-- What is being asked --
Print the entries in full, word for word, but not the pictures.

○ ○ ○ ○ ○

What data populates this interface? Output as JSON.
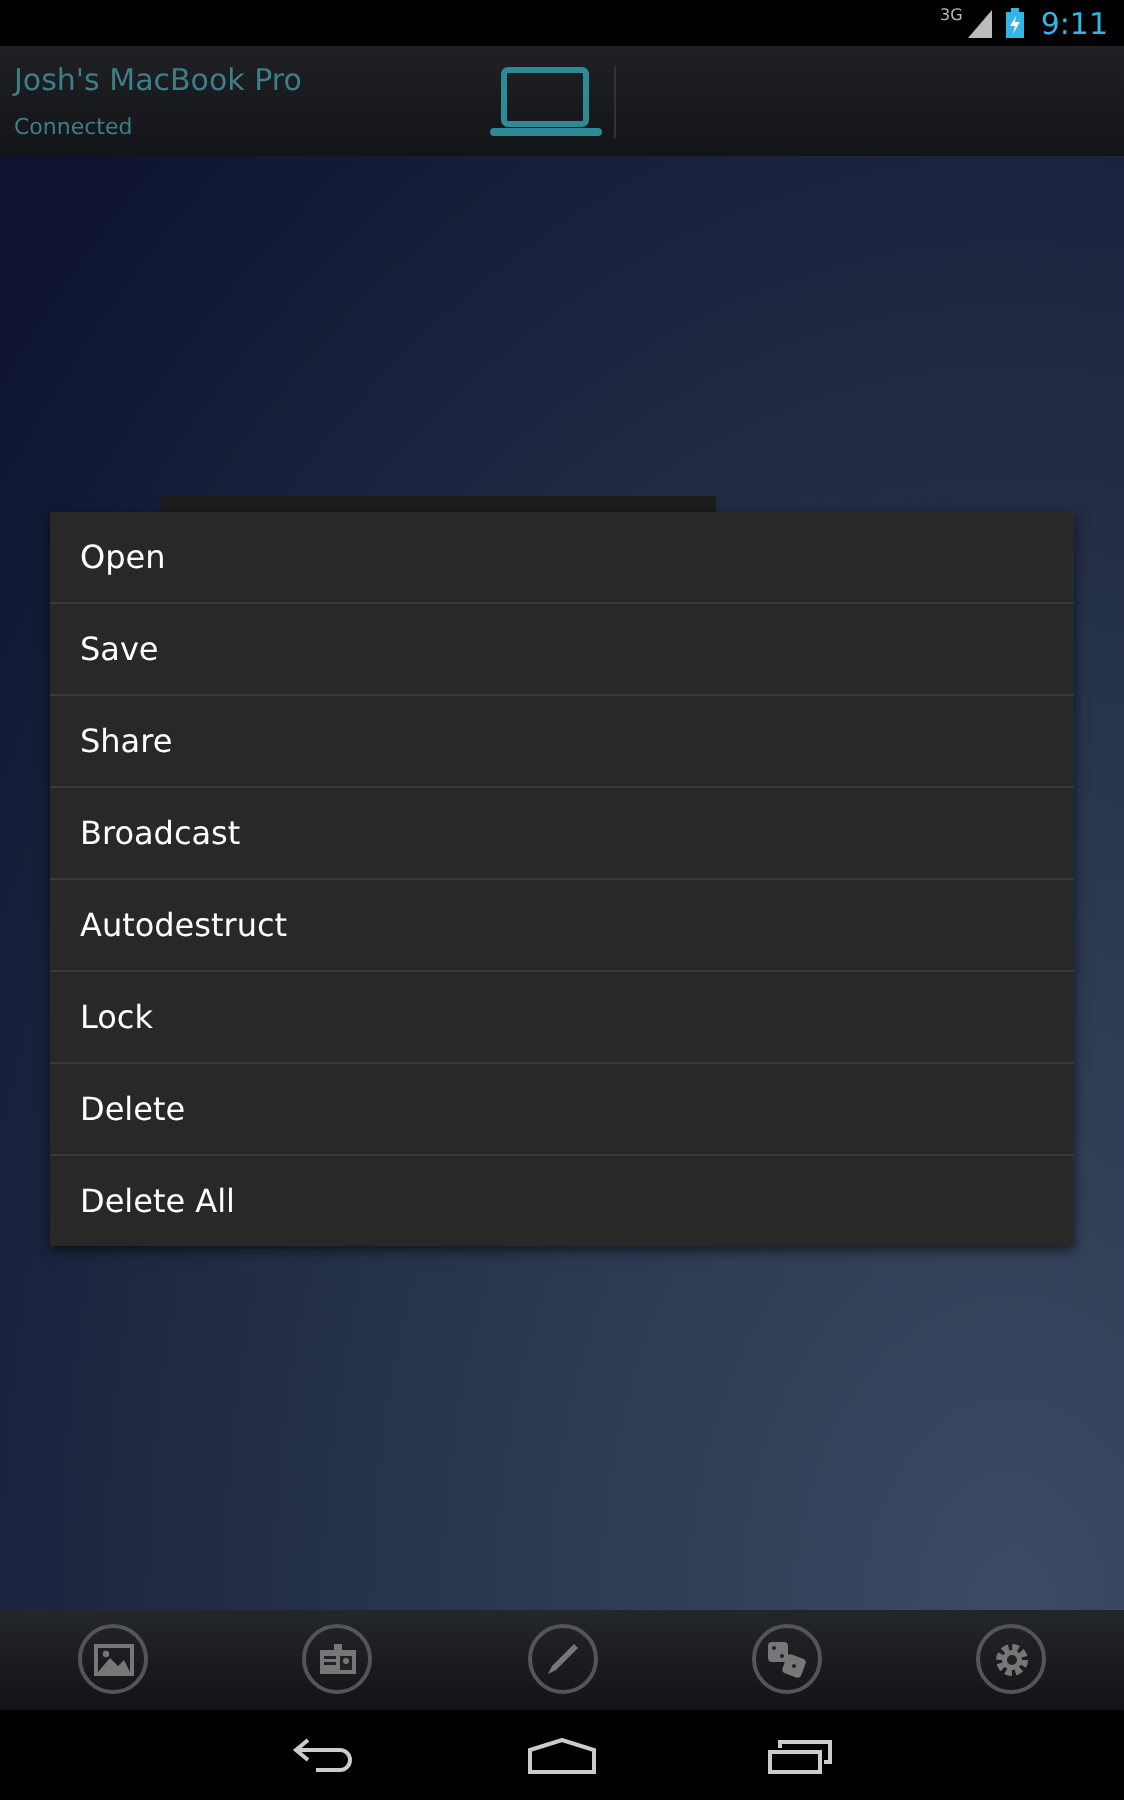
{
  "status_bar": {
    "network": "3G",
    "time": "9:11"
  },
  "header": {
    "device_name": "Josh's MacBook Pro",
    "status": "Connected"
  },
  "context_menu": {
    "items": [
      {
        "label": "Open"
      },
      {
        "label": "Save"
      },
      {
        "label": "Share"
      },
      {
        "label": "Broadcast"
      },
      {
        "label": "Autodestruct"
      },
      {
        "label": "Lock"
      },
      {
        "label": "Delete"
      },
      {
        "label": "Delete All"
      }
    ]
  }
}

○ ○ ○ ○ ○

-- Exercise response --
What data populates this interface? Output as JSON.
{
  "status_bar": {
    "network": "3G",
    "time": "9:11"
  },
  "header": {
    "device_name": "Josh's MacBook Pro",
    "status": "Connected"
  },
  "context_menu": {
    "items": [
      {
        "label": "Open"
      },
      {
        "label": "Save"
      },
      {
        "label": "Share"
      },
      {
        "label": "Broadcast"
      },
      {
        "label": "Autodestruct"
      },
      {
        "label": "Lock"
      },
      {
        "label": "Delete"
      },
      {
        "label": "Delete All"
      }
    ]
  }
}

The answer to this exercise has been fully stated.